WRITTEN INSTRUCTION: Extract all lines containing "인천공항".

--------------------------------------------------

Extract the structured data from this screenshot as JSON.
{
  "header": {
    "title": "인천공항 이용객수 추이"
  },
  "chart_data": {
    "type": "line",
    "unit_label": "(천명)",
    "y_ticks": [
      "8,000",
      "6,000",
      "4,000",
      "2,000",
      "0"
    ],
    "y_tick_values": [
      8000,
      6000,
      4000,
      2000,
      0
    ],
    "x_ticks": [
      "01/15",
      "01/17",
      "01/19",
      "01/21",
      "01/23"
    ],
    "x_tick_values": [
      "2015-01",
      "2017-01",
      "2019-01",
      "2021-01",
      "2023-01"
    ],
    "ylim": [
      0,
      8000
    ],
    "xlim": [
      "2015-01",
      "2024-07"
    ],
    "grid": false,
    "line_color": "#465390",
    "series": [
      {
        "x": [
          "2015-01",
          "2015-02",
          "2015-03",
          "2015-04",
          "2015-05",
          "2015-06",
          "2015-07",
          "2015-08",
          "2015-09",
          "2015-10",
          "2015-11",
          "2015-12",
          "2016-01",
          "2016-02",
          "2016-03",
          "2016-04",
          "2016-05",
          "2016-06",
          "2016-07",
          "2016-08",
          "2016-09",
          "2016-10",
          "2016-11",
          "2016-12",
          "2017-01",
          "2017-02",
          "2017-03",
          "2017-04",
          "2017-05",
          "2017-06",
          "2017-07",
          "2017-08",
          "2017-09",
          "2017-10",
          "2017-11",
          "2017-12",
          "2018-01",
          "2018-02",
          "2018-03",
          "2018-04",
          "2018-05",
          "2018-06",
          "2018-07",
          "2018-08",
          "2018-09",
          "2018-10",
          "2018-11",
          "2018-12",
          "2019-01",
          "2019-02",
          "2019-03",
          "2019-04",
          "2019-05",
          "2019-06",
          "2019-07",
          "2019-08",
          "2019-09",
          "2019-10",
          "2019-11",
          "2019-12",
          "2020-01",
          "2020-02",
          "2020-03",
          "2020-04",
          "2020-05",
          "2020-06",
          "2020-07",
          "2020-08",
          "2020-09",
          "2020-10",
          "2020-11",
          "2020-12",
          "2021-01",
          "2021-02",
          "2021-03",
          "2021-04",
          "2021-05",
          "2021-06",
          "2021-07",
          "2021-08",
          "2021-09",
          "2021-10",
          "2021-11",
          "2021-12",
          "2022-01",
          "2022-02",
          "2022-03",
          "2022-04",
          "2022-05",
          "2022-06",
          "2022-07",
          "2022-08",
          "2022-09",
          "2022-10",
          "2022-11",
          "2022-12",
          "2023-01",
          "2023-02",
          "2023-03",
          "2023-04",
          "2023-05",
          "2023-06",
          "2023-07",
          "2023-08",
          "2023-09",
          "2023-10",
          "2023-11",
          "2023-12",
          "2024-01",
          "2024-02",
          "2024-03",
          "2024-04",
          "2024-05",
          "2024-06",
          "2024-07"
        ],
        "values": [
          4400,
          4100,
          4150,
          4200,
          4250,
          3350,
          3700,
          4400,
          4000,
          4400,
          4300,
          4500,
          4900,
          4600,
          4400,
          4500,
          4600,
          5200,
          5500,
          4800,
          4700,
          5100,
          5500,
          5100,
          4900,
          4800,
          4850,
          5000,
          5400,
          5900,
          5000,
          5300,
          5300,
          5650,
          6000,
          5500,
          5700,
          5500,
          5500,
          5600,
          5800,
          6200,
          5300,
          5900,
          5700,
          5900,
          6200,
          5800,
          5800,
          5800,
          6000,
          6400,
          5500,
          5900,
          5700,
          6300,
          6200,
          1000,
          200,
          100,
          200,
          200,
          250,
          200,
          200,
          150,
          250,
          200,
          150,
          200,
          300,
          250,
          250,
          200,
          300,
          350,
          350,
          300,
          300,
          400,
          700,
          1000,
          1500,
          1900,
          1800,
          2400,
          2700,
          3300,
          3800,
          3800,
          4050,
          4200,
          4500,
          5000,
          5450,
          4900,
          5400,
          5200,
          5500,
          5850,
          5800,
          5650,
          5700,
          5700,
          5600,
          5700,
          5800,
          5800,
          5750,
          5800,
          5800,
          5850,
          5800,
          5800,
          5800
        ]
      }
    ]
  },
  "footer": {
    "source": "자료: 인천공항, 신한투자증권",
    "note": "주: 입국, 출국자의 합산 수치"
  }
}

--------------------------------------------------

EXERCISE RESULT:
    "title": "인천공항 이용객수 추이"
    "source": "자료: 인천공항, 신한투자증권",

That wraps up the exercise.